Aforismi e citazioni di Giancarlo Giannini

 

Non credo che la somiglianza dell’attore con il personaggio aiuti nell’interpretazione. Anzi, più è lontano e meglio è. Quando mi telefona un regista e mi dice: "Guarda, saresti perfetto per quel ruolo; sembri tu! ", mi preoccupo.

Ogni attore ha una sua vita, una sua dinamica e un suo modo di essere. È divertente doppiare i grandi attori e impari anche molto da loro.

Fare una scuola di teatro o di cinema, lavorare in tutti e due i settori, in entrambi gli spazi, è un arricchimento. Fa capire che il termine attore è comune ai due ambiti, ma le tecniche sono completamente diverse.

Se un attore non gioisce e non si diverte di quello che fa, non credo possa trasmettere questo tipo di energia. Quindi una volta che hai capito quello, puoi imparare le piccole regole che applichi quando reciti, però la base della comunicazione per me è trasmettere la gioia. Il senso della vita.

Tutti in realtà siamo attori anche nella vita e tutti possiamo farlo, infatti siamo in tanti. Ma se provi a contarli nel mondo, quelli bravi sono sulle dita di una mano.

+++

■ OBIETTIVO DEL COMPITO
Riporta dal testo di partenza tutto il passo che va da "Aforismi e citazioni" giù fino a "molto da loro.", senza alcuna modifica.

Righe del dataset:
+++

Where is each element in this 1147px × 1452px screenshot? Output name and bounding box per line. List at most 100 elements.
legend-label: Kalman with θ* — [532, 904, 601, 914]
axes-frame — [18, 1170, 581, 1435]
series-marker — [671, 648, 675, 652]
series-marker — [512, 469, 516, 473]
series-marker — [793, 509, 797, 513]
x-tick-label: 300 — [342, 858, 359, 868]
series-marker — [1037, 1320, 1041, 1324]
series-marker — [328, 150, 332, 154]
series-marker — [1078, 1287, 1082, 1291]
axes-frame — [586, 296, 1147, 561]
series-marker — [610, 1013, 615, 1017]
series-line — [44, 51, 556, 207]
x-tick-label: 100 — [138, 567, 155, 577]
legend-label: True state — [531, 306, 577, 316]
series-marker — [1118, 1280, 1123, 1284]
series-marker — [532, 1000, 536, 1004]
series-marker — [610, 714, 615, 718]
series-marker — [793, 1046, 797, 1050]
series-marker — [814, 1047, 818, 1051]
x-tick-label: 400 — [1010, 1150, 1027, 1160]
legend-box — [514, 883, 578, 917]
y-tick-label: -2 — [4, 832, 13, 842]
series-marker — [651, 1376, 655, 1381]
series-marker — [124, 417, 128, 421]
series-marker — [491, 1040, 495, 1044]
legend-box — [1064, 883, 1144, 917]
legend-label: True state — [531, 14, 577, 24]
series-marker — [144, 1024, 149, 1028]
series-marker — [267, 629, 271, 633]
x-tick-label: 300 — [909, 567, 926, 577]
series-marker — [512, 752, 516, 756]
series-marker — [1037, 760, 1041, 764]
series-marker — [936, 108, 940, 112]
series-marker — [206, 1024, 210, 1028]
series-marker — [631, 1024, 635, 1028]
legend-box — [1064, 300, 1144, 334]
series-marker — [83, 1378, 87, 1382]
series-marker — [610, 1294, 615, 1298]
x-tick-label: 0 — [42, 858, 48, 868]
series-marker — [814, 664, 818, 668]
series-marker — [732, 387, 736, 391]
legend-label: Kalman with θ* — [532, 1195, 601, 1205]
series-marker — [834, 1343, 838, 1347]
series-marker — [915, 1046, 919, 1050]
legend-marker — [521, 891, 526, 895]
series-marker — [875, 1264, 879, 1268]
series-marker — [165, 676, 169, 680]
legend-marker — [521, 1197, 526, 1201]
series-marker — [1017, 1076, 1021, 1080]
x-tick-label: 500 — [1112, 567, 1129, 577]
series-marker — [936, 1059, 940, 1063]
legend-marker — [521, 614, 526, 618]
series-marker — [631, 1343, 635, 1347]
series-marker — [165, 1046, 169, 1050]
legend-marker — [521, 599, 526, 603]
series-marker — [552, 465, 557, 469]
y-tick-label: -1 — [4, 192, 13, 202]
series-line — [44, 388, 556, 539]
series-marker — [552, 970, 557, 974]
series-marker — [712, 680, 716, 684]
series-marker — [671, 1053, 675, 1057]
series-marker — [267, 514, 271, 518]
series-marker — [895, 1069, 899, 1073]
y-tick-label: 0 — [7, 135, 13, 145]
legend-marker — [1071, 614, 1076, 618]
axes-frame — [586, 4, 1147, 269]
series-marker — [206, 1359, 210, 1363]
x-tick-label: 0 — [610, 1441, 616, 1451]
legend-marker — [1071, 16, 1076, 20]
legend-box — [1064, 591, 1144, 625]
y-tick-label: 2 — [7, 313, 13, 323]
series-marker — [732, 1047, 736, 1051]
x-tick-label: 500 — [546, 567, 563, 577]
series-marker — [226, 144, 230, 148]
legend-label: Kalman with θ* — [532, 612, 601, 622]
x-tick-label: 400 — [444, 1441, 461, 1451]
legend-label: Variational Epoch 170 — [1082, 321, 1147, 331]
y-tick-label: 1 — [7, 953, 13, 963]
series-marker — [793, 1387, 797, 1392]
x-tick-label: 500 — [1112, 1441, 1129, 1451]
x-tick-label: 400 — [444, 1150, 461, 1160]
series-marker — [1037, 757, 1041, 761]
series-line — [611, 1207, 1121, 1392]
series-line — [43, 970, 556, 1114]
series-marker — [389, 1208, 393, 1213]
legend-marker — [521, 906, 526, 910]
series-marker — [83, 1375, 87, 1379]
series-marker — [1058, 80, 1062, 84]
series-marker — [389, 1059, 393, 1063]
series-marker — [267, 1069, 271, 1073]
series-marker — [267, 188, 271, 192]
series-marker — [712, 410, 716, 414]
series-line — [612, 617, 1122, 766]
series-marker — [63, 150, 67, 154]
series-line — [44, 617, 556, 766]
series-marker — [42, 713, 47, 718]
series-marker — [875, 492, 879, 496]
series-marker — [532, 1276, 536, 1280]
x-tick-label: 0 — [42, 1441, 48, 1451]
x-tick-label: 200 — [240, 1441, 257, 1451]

+++

■ RISULTATO
Aforismi e citazioni di Giancarlo Giannini

 

Non credo che la somiglianza dell’attore con il personaggio aiuti nell’interpretazione. Anzi, più è lontano e meglio è. Quando mi telefona un regista e mi dice: "Guarda, saresti perfetto per quel ruolo; sembri tu! ", mi preoccupo.

Ogni attore ha una sua vita, una sua dinamica e un suo modo di essere. È divertente doppiare i grandi attori e impari anche molto da loro.